Problem to solve ::
Please copy all of the data below line for line, keeping every character unchanged.

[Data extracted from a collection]
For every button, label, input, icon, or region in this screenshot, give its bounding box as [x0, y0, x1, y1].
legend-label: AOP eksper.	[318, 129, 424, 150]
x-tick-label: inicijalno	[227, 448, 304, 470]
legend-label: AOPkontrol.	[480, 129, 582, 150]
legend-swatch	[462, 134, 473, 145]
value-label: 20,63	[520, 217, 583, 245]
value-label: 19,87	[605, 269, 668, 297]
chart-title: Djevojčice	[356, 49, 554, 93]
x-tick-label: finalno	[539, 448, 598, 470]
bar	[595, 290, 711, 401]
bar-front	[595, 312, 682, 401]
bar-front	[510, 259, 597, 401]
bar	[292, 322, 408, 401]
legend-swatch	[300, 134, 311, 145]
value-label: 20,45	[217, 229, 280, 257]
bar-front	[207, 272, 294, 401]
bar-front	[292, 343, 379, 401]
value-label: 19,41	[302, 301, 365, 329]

Worked answer ::
For every button, label, input, icon, or region in this screenshot, give its bounding box as [x0, y0, x1, y1].
legend-label: AOP eksper.	[318, 129, 424, 150]
x-tick-label: inicijalno	[227, 448, 304, 470]
legend-label: AOPkontrol.	[480, 129, 582, 150]
legend-swatch	[462, 134, 473, 145]
value-label: 20,63	[520, 217, 583, 245]
value-label: 19,87	[605, 269, 668, 297]
chart-title: Djevojčice	[356, 49, 554, 93]
x-tick-label: finalno	[539, 448, 598, 470]
bar	[595, 290, 711, 401]
bar-front	[595, 312, 682, 401]
bar-front	[510, 259, 597, 401]
bar	[292, 322, 408, 401]
legend-swatch	[300, 134, 311, 145]
value-label: 20,45	[217, 229, 280, 257]
bar-front	[207, 272, 294, 401]
bar-front	[292, 343, 379, 401]
value-label: 19,41	[302, 301, 365, 329]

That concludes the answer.